ITEMS »
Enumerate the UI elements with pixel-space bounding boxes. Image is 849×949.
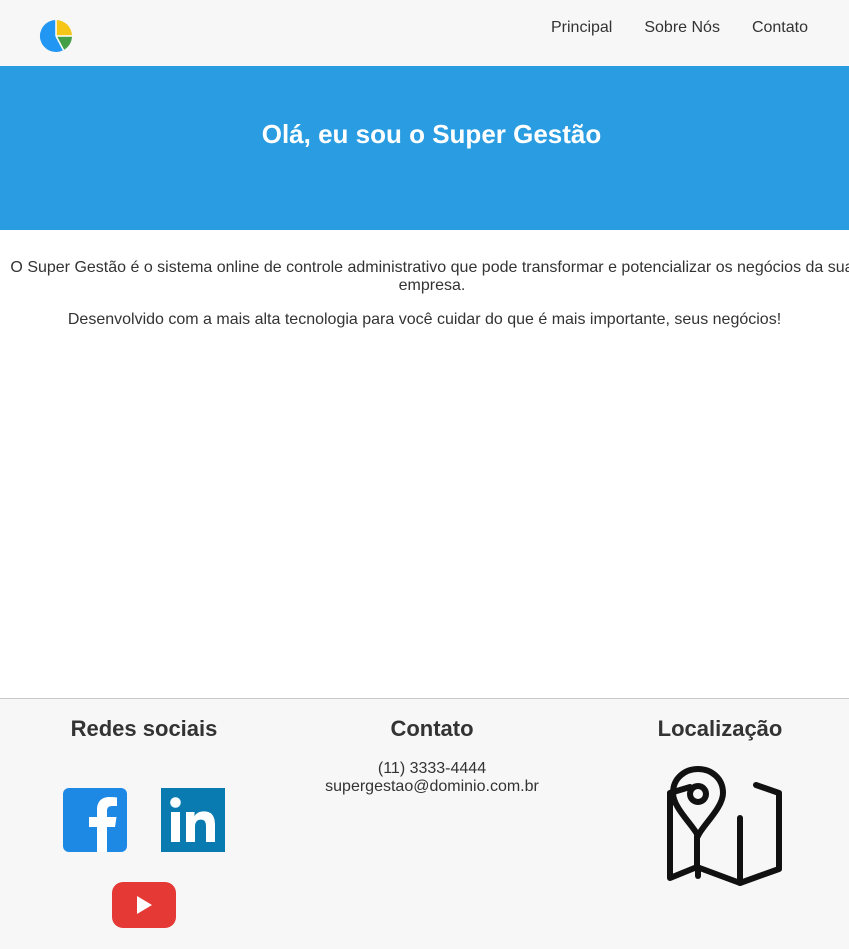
footer: Redes sociais Contato (11) 3333-4444 sup… — [0, 698, 849, 949]
facebook-icon[interactable] — [63, 788, 127, 852]
map-icon[interactable] — [654, 766, 786, 888]
tech-paragraph: Desenvolvido com a mais alta tecnologia … — [67, 311, 782, 328]
contact-email[interactable]: supergestao@dominio.com.br — [288, 778, 576, 796]
hero-title: Olá, eu sou o Super Gestão — [261, 119, 602, 149]
main-nav: Principal Sobre Nós Contato — [551, 18, 808, 38]
nav-link-sobre-nos[interactable]: Sobre Nós — [644, 18, 720, 38]
header: Principal Sobre Nós Contato — [0, 0, 849, 66]
location-title: Localização — [657, 716, 783, 741]
footer-contact-section: Contato (11) 3333-4444 supergestao@domin… — [288, 716, 576, 796]
intro-paragraph: O Super Gestão é o sistema online de con… — [10, 259, 849, 294]
contact-title: Contato — [390, 716, 474, 741]
footer-social-section: Redes sociais — [0, 716, 288, 928]
contact-phone: (11) 3333-4444 — [377, 760, 487, 777]
hero-banner: Olá, eu sou o Super Gestão — [0, 66, 849, 230]
nav-link-contato[interactable]: Contato — [752, 18, 808, 38]
linkedin-icon[interactable] — [161, 788, 225, 852]
pie-chart-logo-icon[interactable] — [39, 19, 73, 53]
footer-location-section: Localização — [576, 716, 849, 886]
youtube-icon[interactable] — [112, 882, 176, 928]
nav-link-principal[interactable]: Principal — [551, 18, 612, 38]
main-content: O Super Gestão é o sistema online de con… — [0, 259, 849, 345]
social-title: Redes sociais — [70, 716, 218, 741]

WRITTEN TASK »
Print every line of the listing above again, character for character, leaving out the pictures.

OUTPUT FOR THIS EXERCISE »
Enumerate the UI elements with pixel-space bounding boxes. Image is 849×949.
footer: Redes sociais Contato (11) 3333-4444 sup… — [0, 698, 849, 949]
facebook-icon[interactable] — [63, 788, 127, 852]
map-icon[interactable] — [654, 766, 786, 888]
tech-paragraph: Desenvolvido com a mais alta tecnologia … — [67, 311, 782, 328]
contact-email[interactable]: supergestao@dominio.com.br — [288, 778, 576, 796]
hero-title: Olá, eu sou o Super Gestão — [261, 119, 602, 149]
main-nav: Principal Sobre Nós Contato — [551, 18, 808, 38]
nav-link-sobre-nos[interactable]: Sobre Nós — [644, 18, 720, 38]
header: Principal Sobre Nós Contato — [0, 0, 849, 66]
location-title: Localização — [657, 716, 783, 741]
footer-contact-section: Contato (11) 3333-4444 supergestao@domin… — [288, 716, 576, 796]
intro-paragraph: O Super Gestão é o sistema online de con… — [10, 259, 849, 294]
contact-title: Contato — [390, 716, 474, 741]
footer-social-section: Redes sociais — [0, 716, 288, 928]
contact-phone: (11) 3333-4444 — [377, 760, 487, 777]
hero-banner: Olá, eu sou o Super Gestão — [0, 66, 849, 230]
nav-link-contato[interactable]: Contato — [752, 18, 808, 38]
linkedin-icon[interactable] — [161, 788, 225, 852]
pie-chart-logo-icon[interactable] — [39, 19, 73, 53]
footer-location-section: Localização — [576, 716, 849, 886]
youtube-icon[interactable] — [112, 882, 176, 928]
nav-link-principal[interactable]: Principal — [551, 18, 612, 38]
main-content: O Super Gestão é o sistema online de con… — [0, 259, 849, 345]
social-title: Redes sociais — [70, 716, 218, 741]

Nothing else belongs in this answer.